» **Text block**
The platform also replaces the Org functionality of centralized forges, along with their hierarchical admin models with various decentralized organizations on Ethereum. Radicle is not a corporation. It’s a self-sustained and community-owned network. The founders created the RAD token that lives on Ethereum for the network’s governance.

It’s easiest to use Radicle with Upstream. The latter is a desktop client developed by the Radicle project’s founding team. With Upstream, users can create an identity, host their code, and collaborate with others on the Radicle network.

 

What about SuperRare and its token?

Binance is listing SuperRare today. The exchange announced opening trading for RARE/BNB, RARE/BTC, RARE/USDT, and RARE/BUSD pairs on October 11, 2021.

SuperRare is a pioneer in the NFT space. It has quickly grown into the premier NFT art platform. Today SuperRare boasts a vast amount of both NFTs and users. Despite influencing thousands of early artists, collectors, and community members, the company’s success thus far is minuscule compared to how large the internet art market will become over the next decade.

The team aims to scale up and take advantage of the true power of web3. As a result, it decided to embark on a path of progressive decentralization. The founders are slowly shifting ownership and governance of the network to their community. However, scaling up requires rethinking their approach to three fundamental areas of the platform. Mainly, the team will work to improve the tools available to artists, collectors, and curators, make the platform wholly decentralize, and make sure the users are satisfied with their products. The team calls renewed platform SuperRare 2.0.

 

How will this new version be different from the current one?

According to SuperRare, the value from fees and commissions on the platform typically has gone to the core team. The latter used it to fund ongoing operations and continued growth. But all fees will go directly to a new community treasury in SuperRare 2.0, with the SuperRare DAO controlling it.

 

SuperRare 2.0 also plans to introduce the concept of independently-run gallery storefronts, known as Spaces. Spaces will foster a diverse ecosystem of curatorial voices, as well as help artists receive as much promotion and sales support as they feel is needed. The team will also support a multi-contract architecture as it believes that artists should be in charge of their own destinies. Curation will soon begin progressively transitioning to collectors, artists, and curators (whole community) via a new SuperRare curation token, $RARE. This will be the beginning of the SuperRare DAO.

The company has created a new whitepaper to outline all the changes it intends to make in the coming months. It also stated that SuperRare is proud to have been an early participant in the NFT ecosystem, pioneering a simple but powerful set of tools, along with a production model that many subsequent platforms will replicate.

The core team hand-picked and individually approved artists in Supercar 1.0, ensuring that they would produce the work worth of minting on a shared smart contract as SuperRare NFTs (SUPR tokens). After minting, the artists were in charge of self-promoting and selling their artworks directly to collectors.

Curated Platform Era

Such a model became the foundation of the so-called “curated platform era.” It was very useful, and it helped to bootstrap the early NFT art market. Nonetheless, the ecosystem has matured enough that it became apparent there were some shortcomings in need of improvement.

 

For instance, gatekeeping and curation by a single, centralized team aren’t conducive to building a healthy, web-scale art ecosystem. Art is inherently subjective. Thus, the platform needed a diverse array of curatorial voices. Furthermore, artists deserve as much support with sales and promotion as possible. However, as the community of artists in the space grows, a single team can do far less promotion. The broader NFT art ecosystem has turned into a fragmented experience where collectors and artists have artworks arbitrarily segmented across platforms. As a result, there’s no good way to manage one’s whole collection. SuperRare 2.0 gives the artists the opportunity to become broadly known worldwide.

» **Extracted entries**

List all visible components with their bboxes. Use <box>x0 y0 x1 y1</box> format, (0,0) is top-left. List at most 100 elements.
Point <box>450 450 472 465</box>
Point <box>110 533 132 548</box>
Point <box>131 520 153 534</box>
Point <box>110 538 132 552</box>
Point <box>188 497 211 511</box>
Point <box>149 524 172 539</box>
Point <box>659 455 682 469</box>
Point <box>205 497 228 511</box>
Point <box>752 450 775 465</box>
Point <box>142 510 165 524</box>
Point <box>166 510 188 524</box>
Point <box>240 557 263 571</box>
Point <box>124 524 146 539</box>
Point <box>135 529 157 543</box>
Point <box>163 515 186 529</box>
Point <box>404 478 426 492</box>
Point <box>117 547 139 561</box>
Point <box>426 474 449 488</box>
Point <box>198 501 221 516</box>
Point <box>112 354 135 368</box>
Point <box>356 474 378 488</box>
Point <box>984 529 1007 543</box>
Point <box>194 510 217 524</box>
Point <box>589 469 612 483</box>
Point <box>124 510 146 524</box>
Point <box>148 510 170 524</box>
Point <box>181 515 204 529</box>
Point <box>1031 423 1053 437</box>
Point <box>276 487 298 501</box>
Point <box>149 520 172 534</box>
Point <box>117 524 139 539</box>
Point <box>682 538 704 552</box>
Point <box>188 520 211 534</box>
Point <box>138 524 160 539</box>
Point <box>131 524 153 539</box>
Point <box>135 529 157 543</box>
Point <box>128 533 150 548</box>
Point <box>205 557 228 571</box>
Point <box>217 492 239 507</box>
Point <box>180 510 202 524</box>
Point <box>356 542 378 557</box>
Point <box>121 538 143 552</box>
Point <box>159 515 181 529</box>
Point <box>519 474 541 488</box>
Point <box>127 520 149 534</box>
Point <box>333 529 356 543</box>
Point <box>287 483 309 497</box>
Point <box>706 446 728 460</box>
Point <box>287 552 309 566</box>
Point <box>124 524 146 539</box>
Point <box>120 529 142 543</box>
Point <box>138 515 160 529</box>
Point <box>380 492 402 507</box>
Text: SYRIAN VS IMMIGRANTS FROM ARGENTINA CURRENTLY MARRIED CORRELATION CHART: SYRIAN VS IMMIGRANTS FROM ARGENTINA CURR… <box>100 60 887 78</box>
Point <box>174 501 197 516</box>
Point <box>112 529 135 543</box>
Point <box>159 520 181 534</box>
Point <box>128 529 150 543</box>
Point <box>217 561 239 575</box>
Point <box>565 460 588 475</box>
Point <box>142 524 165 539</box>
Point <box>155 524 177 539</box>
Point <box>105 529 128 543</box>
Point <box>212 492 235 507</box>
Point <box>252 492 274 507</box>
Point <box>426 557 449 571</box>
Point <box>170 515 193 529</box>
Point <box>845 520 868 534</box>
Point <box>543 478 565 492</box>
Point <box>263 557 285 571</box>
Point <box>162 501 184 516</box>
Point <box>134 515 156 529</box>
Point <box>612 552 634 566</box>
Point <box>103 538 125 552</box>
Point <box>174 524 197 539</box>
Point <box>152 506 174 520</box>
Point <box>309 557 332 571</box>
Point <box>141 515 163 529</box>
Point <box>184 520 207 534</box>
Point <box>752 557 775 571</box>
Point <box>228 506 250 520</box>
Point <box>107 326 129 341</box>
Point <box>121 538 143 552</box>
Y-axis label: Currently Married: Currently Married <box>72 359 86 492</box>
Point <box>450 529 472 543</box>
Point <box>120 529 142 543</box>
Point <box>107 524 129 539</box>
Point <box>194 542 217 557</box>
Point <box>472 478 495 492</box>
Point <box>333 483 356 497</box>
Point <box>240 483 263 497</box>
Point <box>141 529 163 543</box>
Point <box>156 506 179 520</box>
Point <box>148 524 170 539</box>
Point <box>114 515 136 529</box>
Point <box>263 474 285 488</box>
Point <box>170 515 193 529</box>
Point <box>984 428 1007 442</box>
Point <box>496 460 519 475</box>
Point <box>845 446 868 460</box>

» **Check your understanding**
a – According to the text on Radicle and SuperRare, where will all platform fees go in SuperRare 2.0?
b – Copy the passage from the text on Radicle and SuperRare, beginning at the words "For instance, gatekeeping" and stopping after "broadly known worldwide.".

» **Solved problems**
a – All fees will go directly to a new community treasury that the SuperRare DAO controls.

b –
For instance, gatekeeping and curation by a single, centralized team aren’t conducive to building a healthy, web-scale art ecosystem. Art is inherently subjective. Thus, the platform needed a diverse array of curatorial voices. Furthermore, artists deserve as much support with sales and promotion as possible. However, as the community of artists in the space grows, a single team can do far less promotion. The broader NFT art ecosystem has turned into a fragmented experience where collectors and artists have artworks arbitrarily segmented across platforms. As a result, there’s no good way to manage one’s whole collection. SuperRare 2.0 gives the artists the opportunity to become broadly known worldwide.